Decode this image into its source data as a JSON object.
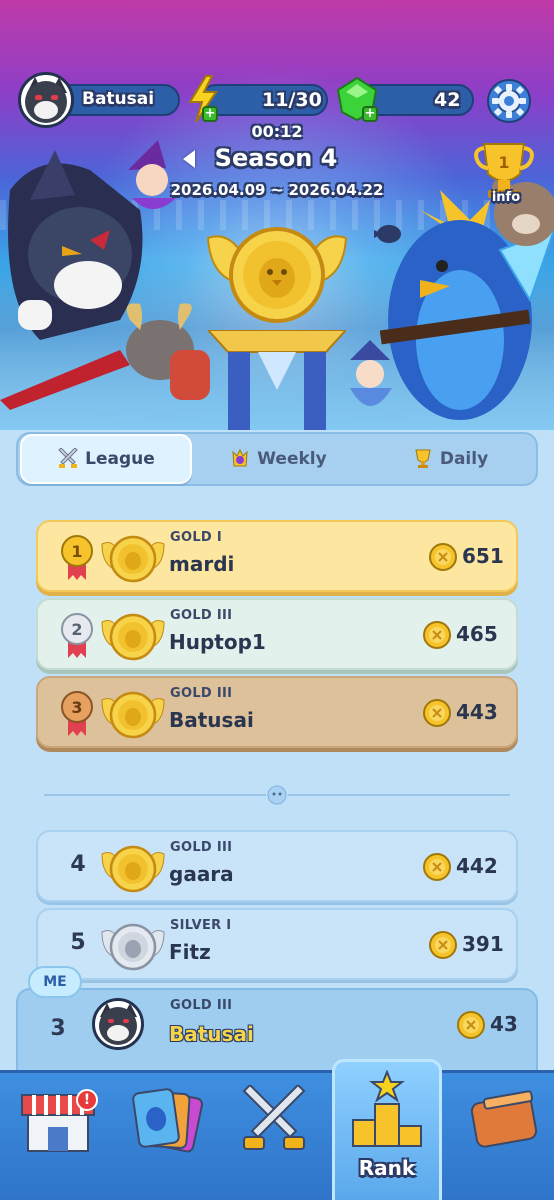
{
  "header": {
    "player_name": "Batusai",
    "energy": "11/30",
    "gems": "42",
    "timer": "00:12",
    "season_title": "Season 4",
    "season_dates": "2026.04.09 ~ 2026.04.22",
    "info_label": "info",
    "trophy_rank": "1"
  },
  "tabs": [
    {
      "label": "League",
      "icon": "crossed-swords-icon",
      "active": true
    },
    {
      "label": "Weekly",
      "icon": "weekly-badge-icon",
      "active": false
    },
    {
      "label": "Daily",
      "icon": "trophy-icon",
      "active": false
    }
  ],
  "top_ranks": [
    {
      "rank": "1",
      "tier": "GOLD I",
      "name": "mardi",
      "score": "651",
      "style": "gold"
    },
    {
      "rank": "2",
      "tier": "GOLD III",
      "name": "Huptop1",
      "score": "465",
      "style": "silver"
    },
    {
      "rank": "3",
      "tier": "GOLD III",
      "name": "Batusai",
      "score": "443",
      "style": "bronze"
    }
  ],
  "other_ranks": [
    {
      "rank": "4",
      "tier": "GOLD III",
      "name": "gaara",
      "score": "442",
      "badge": "gold"
    },
    {
      "rank": "5",
      "tier": "SILVER I",
      "name": "Fitz",
      "score": "391",
      "badge": "silver"
    }
  ],
  "me": {
    "tag": "ME",
    "rank": "3",
    "tier": "GOLD III",
    "name": "Batusai",
    "score": "43"
  },
  "nav": [
    {
      "id": "shop",
      "label": "",
      "icon": "shop-icon",
      "badge": "!"
    },
    {
      "id": "cards",
      "label": "",
      "icon": "cards-icon"
    },
    {
      "id": "battle",
      "label": "",
      "icon": "crossed-swords-icon"
    },
    {
      "id": "rank",
      "label": "Rank",
      "icon": "podium-icon",
      "active": true
    },
    {
      "id": "inventory",
      "label": "",
      "icon": "wallet-icon"
    }
  ],
  "colors": {
    "gold_row": "#fde7a0",
    "silver_row": "#e3f1ec",
    "bronze_row": "#dcc19a",
    "nav_bg": "#3f8fe0",
    "accent_name": "#f5d64a"
  }
}
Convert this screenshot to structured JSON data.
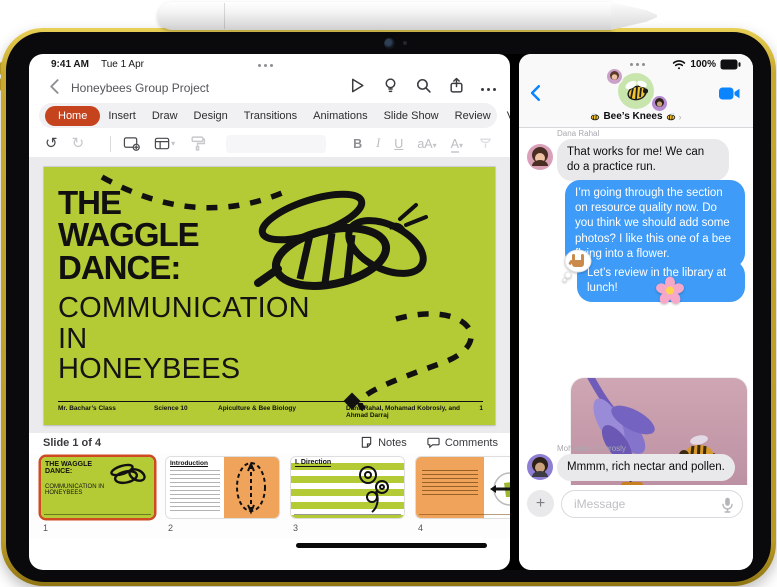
{
  "device": {
    "status_left": {
      "time": "9:41 AM",
      "date": "Tue 1 Apr"
    },
    "status_right": {
      "battery": "100%"
    }
  },
  "powerpoint": {
    "doc_title": "Honeybees Group Project",
    "tabs": [
      "Home",
      "Insert",
      "Draw",
      "Design",
      "Transitions",
      "Animations",
      "Slide Show",
      "Review",
      "View"
    ],
    "toolbar": {
      "bold": "B",
      "italic": "I",
      "underline": "U",
      "text_size": "aA",
      "font_color": "A"
    },
    "slide": {
      "title_lines": [
        "THE",
        "WAGGLE",
        "DANCE:"
      ],
      "subtitle_lines": [
        "COMMUNICATION",
        "IN",
        "HONEYBEES"
      ],
      "footer": {
        "class_name": "Mr. Bachar’s Class",
        "course": "Science 10",
        "topic": "Apiculture & Bee Biology",
        "authors": "Dana Rahal, Mohamad Kobrosly, and Ahmad Darraj",
        "slide_number": "1"
      }
    },
    "statusbar": {
      "slide_label": "Slide 1 of 4",
      "notes": "Notes",
      "comments": "Comments"
    },
    "thumbnails": [
      {
        "number": "1",
        "title": "THE WAGGLE DANCE:",
        "subtitle": "COMMUNICATION IN HONEYBEES"
      },
      {
        "number": "2",
        "heading": "Introduction"
      },
      {
        "number": "3",
        "heading": "I. Direction"
      },
      {
        "number": "4"
      }
    ],
    "colors": {
      "accent": "#C5431D",
      "slide_green": "#B5CB35",
      "thumb_orange": "#F0A35B"
    }
  },
  "messages": {
    "conversation_name": "Bee’s Knees",
    "sender_labels": {
      "first": "Dana Rahal",
      "second": "Mohamad Kobrosly"
    },
    "bubbles": {
      "received1": "That works for me! We can do a practice run.",
      "sent1": "I’m going through the section on resource quality now. Do you think we should add some photos? I like this one of a bee flying into a flower.",
      "sent2": "Let’s review in the library at lunch!",
      "received2": "Mmmm, rich nectar and pollen."
    },
    "composer": {
      "placeholder": "iMessage"
    },
    "colors": {
      "sent_blue": "#3E9BF7",
      "received_gray": "#E9E9EB"
    }
  }
}
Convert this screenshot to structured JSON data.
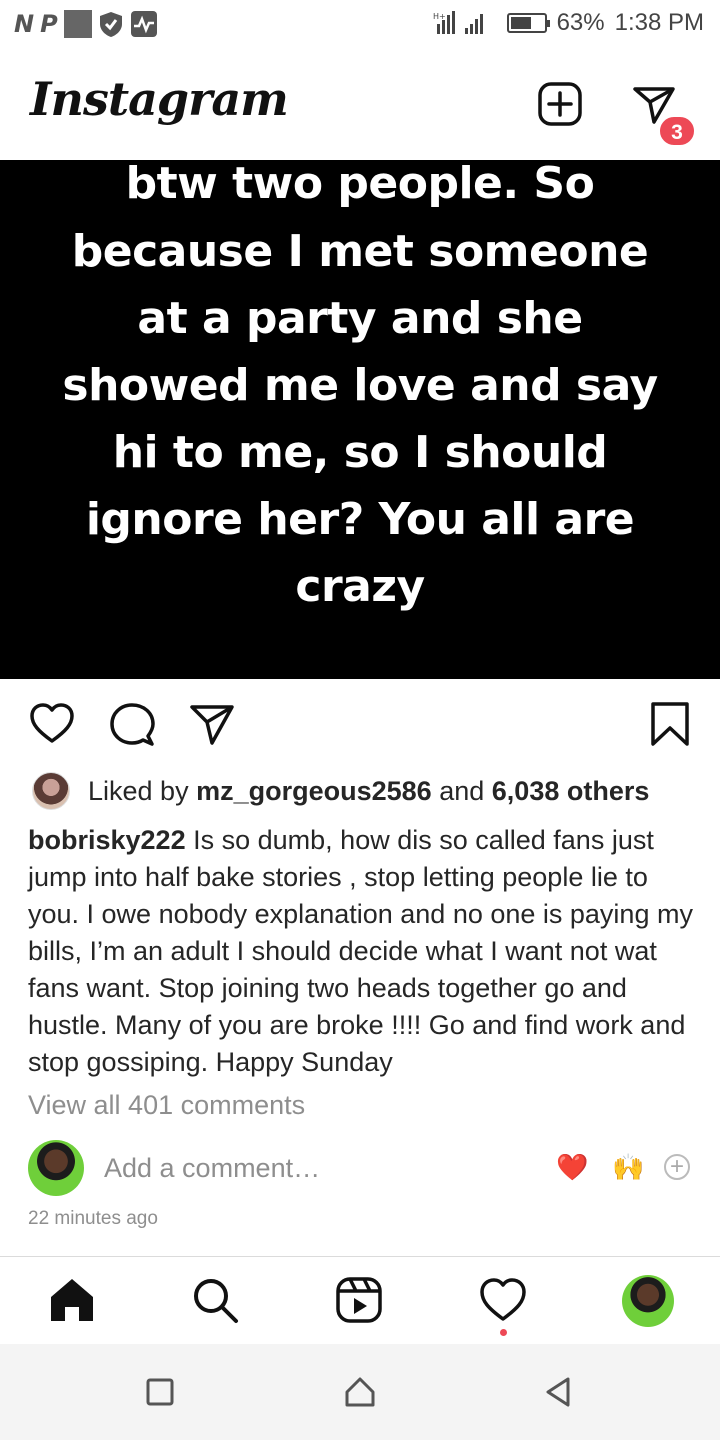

• **Written request**
Identify and copy lines that hold the string "crossed".

• **Complete output**
      "icon": "crossed-swords-icon",
      "icon": "crossed-swords-icon"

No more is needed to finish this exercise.